[START OF Records for processing]

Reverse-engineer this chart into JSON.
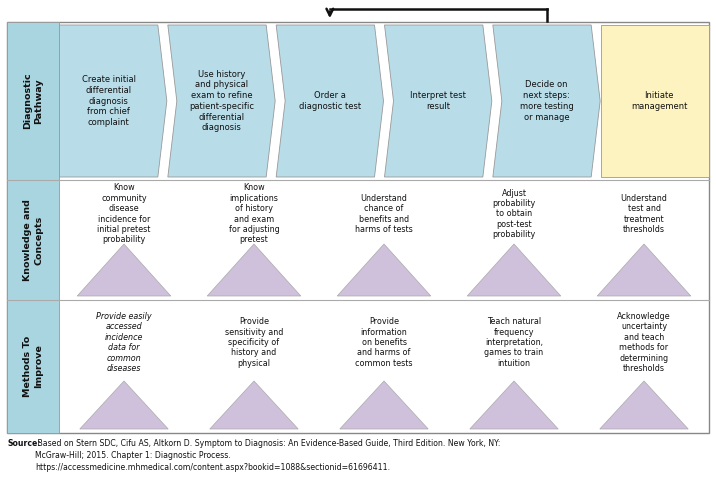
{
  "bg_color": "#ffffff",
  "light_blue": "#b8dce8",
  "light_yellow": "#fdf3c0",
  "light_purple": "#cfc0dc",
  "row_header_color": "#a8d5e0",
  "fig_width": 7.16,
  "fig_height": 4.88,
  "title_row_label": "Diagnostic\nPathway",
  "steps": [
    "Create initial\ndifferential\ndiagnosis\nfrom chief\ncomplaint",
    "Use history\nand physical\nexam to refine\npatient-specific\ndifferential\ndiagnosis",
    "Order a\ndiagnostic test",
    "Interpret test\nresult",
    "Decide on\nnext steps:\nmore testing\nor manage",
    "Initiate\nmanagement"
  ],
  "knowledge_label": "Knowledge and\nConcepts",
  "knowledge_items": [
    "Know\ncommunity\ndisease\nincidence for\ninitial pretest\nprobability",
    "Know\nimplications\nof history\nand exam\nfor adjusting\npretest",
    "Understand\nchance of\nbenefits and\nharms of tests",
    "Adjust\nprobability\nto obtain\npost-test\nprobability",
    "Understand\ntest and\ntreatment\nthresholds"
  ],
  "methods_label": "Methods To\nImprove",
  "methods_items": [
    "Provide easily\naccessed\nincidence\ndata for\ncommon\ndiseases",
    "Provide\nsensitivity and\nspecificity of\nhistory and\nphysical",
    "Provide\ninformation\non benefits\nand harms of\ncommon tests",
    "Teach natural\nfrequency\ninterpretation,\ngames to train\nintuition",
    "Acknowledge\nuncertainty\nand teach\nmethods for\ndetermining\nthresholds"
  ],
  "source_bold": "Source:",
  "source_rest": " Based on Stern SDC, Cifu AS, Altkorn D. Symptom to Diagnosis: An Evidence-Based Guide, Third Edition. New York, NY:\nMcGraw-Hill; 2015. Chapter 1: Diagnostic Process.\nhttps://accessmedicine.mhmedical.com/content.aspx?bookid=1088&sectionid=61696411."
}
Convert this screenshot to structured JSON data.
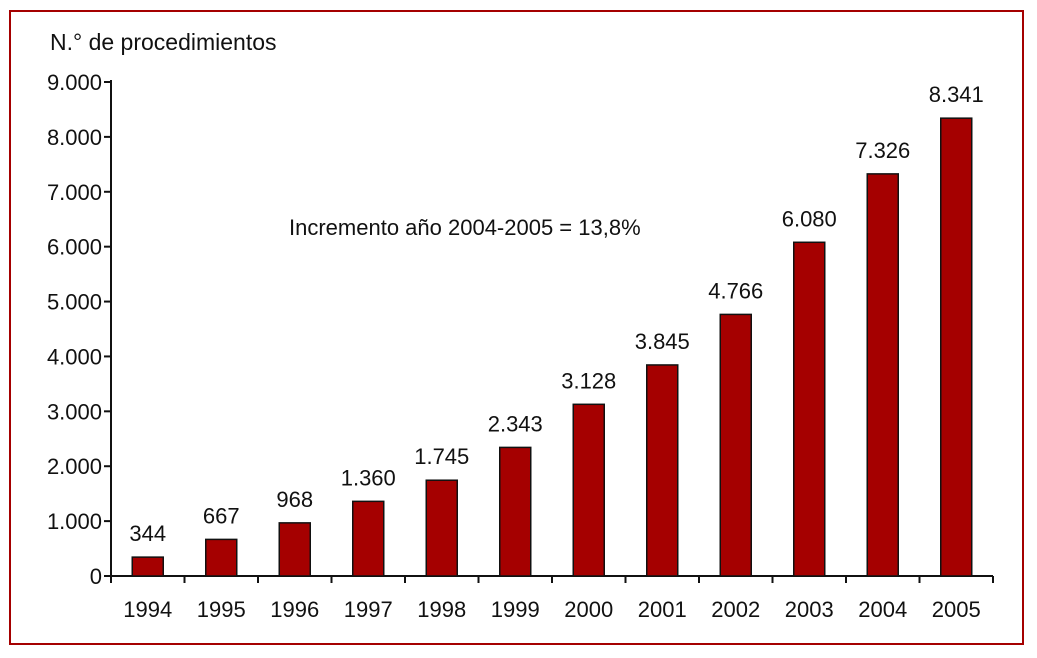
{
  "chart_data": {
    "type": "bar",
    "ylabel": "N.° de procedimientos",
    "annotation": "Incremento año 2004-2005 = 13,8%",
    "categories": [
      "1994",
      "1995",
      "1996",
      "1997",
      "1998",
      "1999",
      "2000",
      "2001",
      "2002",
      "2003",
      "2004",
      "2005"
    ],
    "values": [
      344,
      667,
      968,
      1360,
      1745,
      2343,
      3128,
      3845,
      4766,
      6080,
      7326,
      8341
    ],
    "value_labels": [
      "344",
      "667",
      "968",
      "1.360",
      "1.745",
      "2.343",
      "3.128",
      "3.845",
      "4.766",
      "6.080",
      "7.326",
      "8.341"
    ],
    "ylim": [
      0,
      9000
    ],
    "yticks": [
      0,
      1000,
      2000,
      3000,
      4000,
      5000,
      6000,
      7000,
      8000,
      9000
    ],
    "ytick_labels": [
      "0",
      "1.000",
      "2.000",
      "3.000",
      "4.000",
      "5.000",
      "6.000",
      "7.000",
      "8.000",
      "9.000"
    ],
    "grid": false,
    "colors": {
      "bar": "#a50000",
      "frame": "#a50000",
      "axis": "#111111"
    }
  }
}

[END OF Records for processing]

- Written exercise -
Locate all lines in the listing above with the word "steps". Copy them.

- Task solution -
  "steps": [
    "Decide on\nnext steps:\nmore testing\nor manage",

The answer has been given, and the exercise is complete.